Work to complete: Copy out, word for word, the lines of the items from the line with "Patent image size: (643, 982)." up to and including the line with "The outer portion 26 is at (443, 513).".

Exercise data:
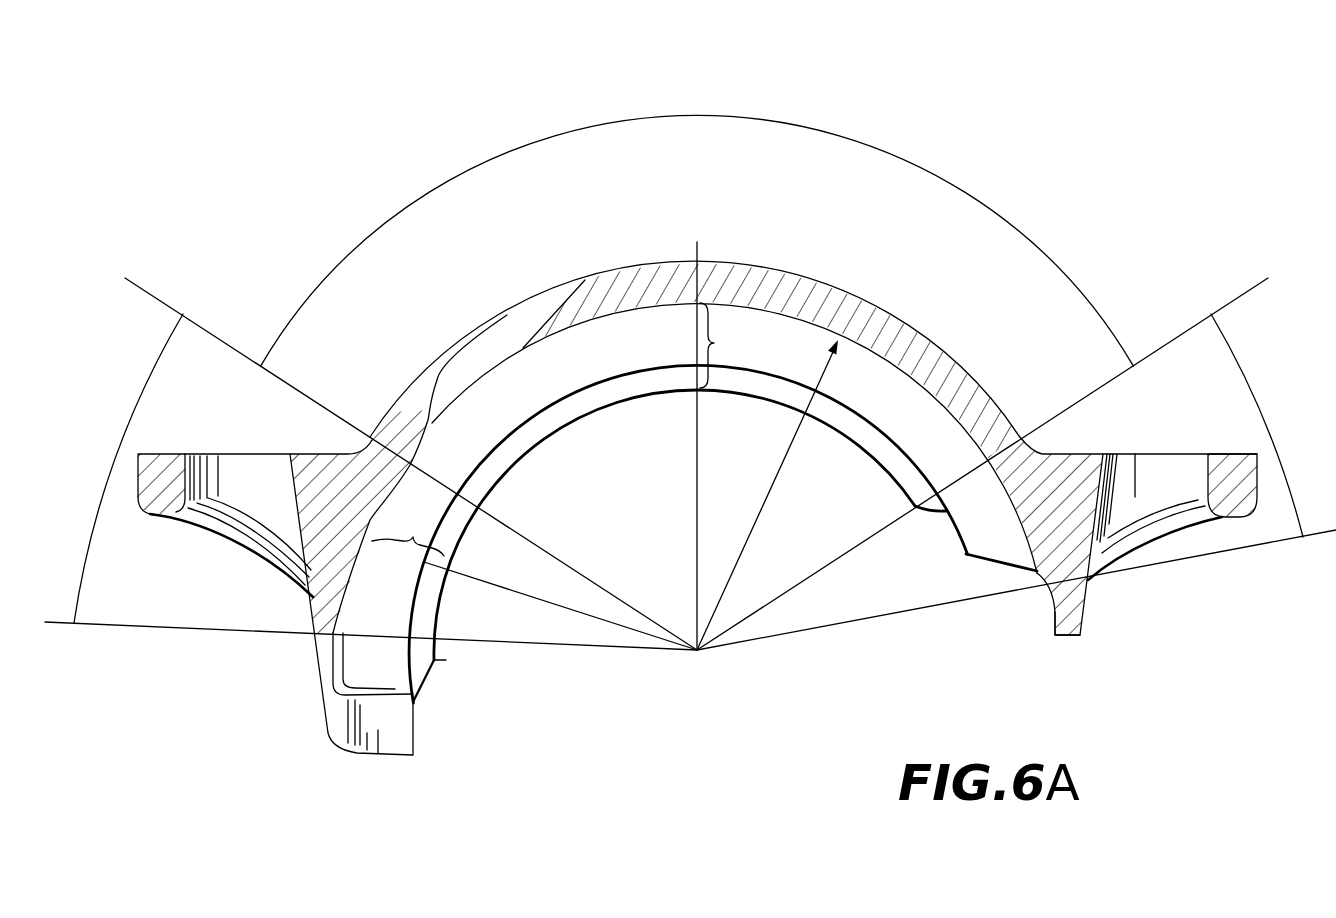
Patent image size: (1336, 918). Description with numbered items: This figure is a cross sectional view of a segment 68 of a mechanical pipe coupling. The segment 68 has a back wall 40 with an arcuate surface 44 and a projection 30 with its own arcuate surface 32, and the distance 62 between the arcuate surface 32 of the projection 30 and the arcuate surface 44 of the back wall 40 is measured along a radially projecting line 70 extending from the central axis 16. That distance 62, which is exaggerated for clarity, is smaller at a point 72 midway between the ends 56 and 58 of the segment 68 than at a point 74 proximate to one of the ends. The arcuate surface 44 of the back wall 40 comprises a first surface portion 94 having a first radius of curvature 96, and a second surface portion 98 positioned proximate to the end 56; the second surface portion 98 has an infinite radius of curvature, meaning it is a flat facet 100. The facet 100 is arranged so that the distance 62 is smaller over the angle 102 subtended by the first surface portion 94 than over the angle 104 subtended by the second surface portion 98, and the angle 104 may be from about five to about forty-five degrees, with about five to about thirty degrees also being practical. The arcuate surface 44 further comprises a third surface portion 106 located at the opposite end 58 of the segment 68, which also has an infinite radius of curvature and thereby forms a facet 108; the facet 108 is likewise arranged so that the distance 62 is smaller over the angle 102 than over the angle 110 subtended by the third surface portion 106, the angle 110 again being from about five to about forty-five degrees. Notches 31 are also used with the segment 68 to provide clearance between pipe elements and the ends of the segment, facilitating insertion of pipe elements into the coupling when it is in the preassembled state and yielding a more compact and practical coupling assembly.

The central axis 16 is at (697, 652).
The projection 30 is at (899, 473).
The notches 31 is at (940, 528).
The arcuate surface 32 is at (900, 488).
The back wall 40 is at (983, 405).
The arcuate surface 44 is at (1012, 506).
The end 56 is at (378, 758).
The end 58 is at (1040, 610).
The distance 62 is at (566, 429).
The segment 68 is at (703, 402).
The radially projecting line 70 is at (538, 597).
The point 72 is at (697, 303).
The point 74 is at (450, 566).
The first surface portion 94 is at (923, 390).
The first radius of curvature 96 is at (738, 573).
The second surface portion 98 is at (360, 557).
The facet 100 is at (355, 578).
The angle 102 is at (820, 128).
The angle 104 is at (129, 420).
The third surface portion 106 is at (1113, 494).
The facet 108 is at (1094, 581).
The angle 110 is at (1252, 388).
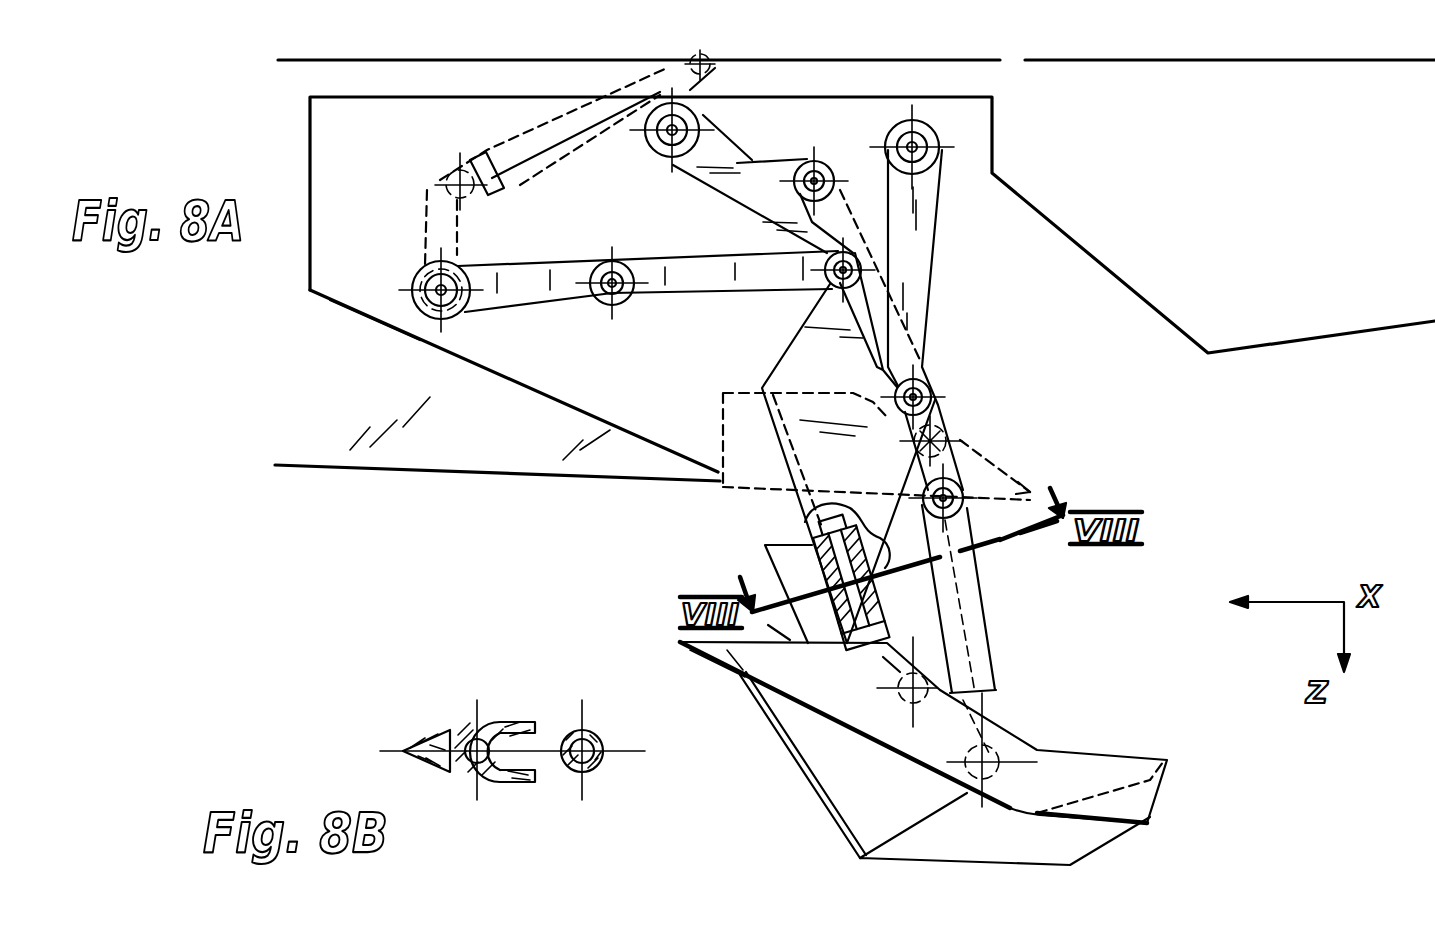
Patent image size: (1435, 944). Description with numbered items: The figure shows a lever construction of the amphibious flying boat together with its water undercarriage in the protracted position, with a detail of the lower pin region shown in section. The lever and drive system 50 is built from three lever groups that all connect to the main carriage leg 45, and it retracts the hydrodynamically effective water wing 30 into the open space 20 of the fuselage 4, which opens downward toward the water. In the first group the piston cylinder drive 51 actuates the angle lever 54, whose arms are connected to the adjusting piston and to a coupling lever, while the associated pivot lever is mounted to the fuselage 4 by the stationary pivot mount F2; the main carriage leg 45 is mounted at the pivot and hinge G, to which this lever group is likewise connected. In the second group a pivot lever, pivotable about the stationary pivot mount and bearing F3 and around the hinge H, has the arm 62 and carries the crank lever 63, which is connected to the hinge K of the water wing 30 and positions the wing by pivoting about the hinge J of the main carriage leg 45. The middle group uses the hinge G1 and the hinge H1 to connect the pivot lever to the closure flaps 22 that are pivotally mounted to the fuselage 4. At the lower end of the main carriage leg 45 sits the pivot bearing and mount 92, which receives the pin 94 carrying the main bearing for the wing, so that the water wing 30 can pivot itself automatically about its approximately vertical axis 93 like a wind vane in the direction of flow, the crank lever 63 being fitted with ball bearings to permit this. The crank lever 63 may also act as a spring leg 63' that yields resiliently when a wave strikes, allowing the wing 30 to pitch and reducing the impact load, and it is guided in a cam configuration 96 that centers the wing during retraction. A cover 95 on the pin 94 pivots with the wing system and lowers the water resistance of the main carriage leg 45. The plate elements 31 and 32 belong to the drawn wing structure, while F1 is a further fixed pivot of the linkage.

In FIG. 8A, the fuselage of the flying boat 4 is at (403, 460).
In FIG. 8A, the open space 20 is at (597, 393).
In FIG. 8A, the closure flaps 22 is at (1015, 482).
In FIG. 8A, the hydrodynamically effective water wing 30 is at (1018, 723).
In FIG. 8A, the side plate 31 is at (863, 718).
In FIG. 8A, the bottom plate 32 is at (833, 777).
In FIG. 8A, the main carriage leg 45 is at (787, 370).
In FIG. 8A, the lever and drive system 50 is at (1043, 455).
In FIG. 8A, the piston cylinder drive 51 is at (558, 172).
In FIG. 8A, the angle lever 54 is at (460, 362).
In FIG. 8A, the arm of pivot lever 62 is at (918, 285).
In FIG. 8A, the crank lever 63 is at (995, 630).
In FIG. 8A, the spring leg 63' is at (959, 531).
In FIG. 8A, the pivot bearing and mount 92 is at (810, 575).
In FIG. 8A, the pivot axis 93 is at (805, 525).
In FIG. 8B, the pivot axis 93 is at (485, 770).
In FIG. 8A, the pin 94 is at (883, 657).
In FIG. 8A, the cover 95 is at (768, 626).
In FIG. 8B, the cover 95 is at (445, 770).
In FIG. 8A, the cam configuration 96 is at (893, 518).
In FIG. 8A, the pivot F1 is at (468, 308).
In FIG. 8A, the stationary pivot mount F2 is at (700, 113).
In FIG. 8A, the stationary pivot mount and bearing F3 is at (940, 137).
In FIG. 8A, the pivot and hinge G is at (832, 290).
In FIG. 8A, the hinge G1 is at (838, 172).
In FIG. 8A, the hinge H is at (930, 392).
In FIG. 8A, the hinge H1 is at (945, 440).
In FIG. 8A, the hinge J is at (907, 703).
In FIG. 8A, the hinge K is at (978, 780).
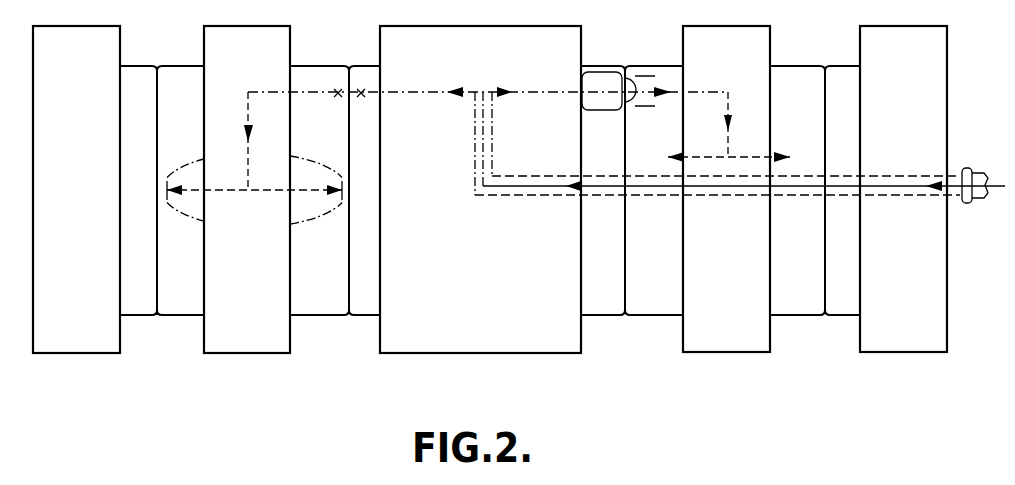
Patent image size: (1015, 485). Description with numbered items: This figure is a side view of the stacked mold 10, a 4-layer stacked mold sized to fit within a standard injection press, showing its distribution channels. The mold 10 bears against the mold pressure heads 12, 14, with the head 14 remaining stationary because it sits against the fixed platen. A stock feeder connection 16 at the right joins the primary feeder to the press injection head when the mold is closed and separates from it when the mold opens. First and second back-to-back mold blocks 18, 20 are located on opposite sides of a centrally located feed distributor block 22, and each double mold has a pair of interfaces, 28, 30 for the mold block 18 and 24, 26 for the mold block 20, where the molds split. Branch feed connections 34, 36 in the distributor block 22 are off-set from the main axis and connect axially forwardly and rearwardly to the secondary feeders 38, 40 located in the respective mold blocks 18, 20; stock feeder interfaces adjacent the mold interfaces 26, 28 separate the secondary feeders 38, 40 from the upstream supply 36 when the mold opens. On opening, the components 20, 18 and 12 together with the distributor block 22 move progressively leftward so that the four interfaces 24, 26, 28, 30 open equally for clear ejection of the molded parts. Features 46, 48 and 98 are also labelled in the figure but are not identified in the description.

The mold 10 is at (195, 392).
The mold pressure head 12 is at (65, 354).
The mold pressure head 14 is at (908, 352).
The stock feeder connection 16 is at (965, 167).
The first mold block 18 is at (257, 354).
The second mold block 20 is at (713, 352).
The feed distributor block 22 is at (525, 354).
The mold interface 24 is at (838, 298).
The mold interface 26 is at (652, 302).
The mold interface 28 is at (337, 298).
The mold interface 30 is at (159, 309).
The joint 4 is at (160, 307).
The branch feed connection 34 is at (401, 92).
The branch feed connection 36 is at (562, 92).
The secondary feeder 38 is at (250, 112).
The secondary feeder 40 is at (729, 127).
The first connection point 46 is at (362, 96).
The second connection point 48 is at (337, 98).
The drive shaft path 98 is at (580, 215).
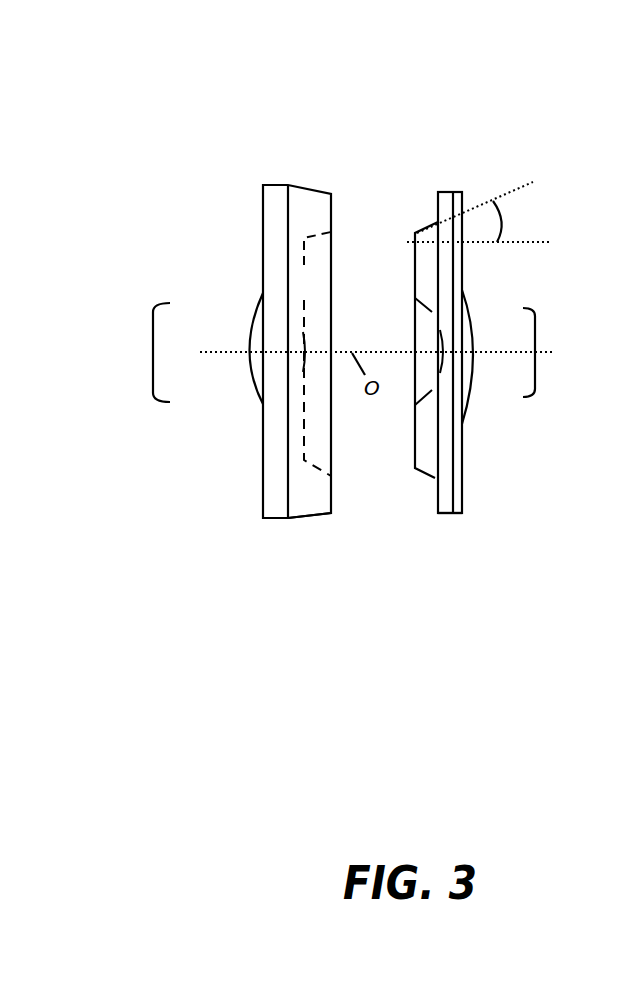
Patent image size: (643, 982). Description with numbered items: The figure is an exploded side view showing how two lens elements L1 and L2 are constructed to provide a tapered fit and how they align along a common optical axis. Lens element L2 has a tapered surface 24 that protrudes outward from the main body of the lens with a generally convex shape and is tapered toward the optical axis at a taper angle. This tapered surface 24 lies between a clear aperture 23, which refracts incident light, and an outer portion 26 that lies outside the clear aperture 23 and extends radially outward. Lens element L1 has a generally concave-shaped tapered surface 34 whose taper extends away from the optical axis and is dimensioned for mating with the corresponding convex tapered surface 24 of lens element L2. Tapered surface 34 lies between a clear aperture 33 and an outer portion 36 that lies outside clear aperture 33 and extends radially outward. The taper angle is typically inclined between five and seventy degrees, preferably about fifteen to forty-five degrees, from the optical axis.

The lens element L1 is at (272, 493).
The lens element L2 is at (445, 472).
The clear aperture 23 is at (535, 355).
The tapered surface 24 is at (423, 230).
The outer portion 26 is at (443, 513).
The clear aperture 33 is at (153, 382).
The tapered surface 34 is at (323, 233).
The outer portion 36 is at (320, 513).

Task result:
Patent image size: (643, 982). Description with numbered items: The figure is an exploded side view showing how two lens elements L1 and L2 are constructed to provide a tapered fit and how they align along a common optical axis. Lens element L2 has a tapered surface 24 that protrudes outward from the main body of the lens with a generally convex shape and is tapered toward the optical axis at a taper angle. This tapered surface 24 lies between a clear aperture 23, which refracts incident light, and an outer portion 26 that lies outside the clear aperture 23 and extends radially outward. Lens element L1 has a generally concave-shaped tapered surface 34 whose taper extends away from the optical axis and is dimensioned for mating with the corresponding convex tapered surface 24 of lens element L2. Tapered surface 34 lies between a clear aperture 33 and an outer portion 36 that lies outside clear aperture 33 and extends radially outward. The taper angle is typically inclined between five and seventy degrees, preferably about fifteen to forty-five degrees, from the optical axis.

The lens element L1 is at (272, 493).
The lens element L2 is at (445, 472).
The clear aperture 23 is at (535, 355).
The tapered surface 24 is at (423, 230).
The outer portion 26 is at (443, 513).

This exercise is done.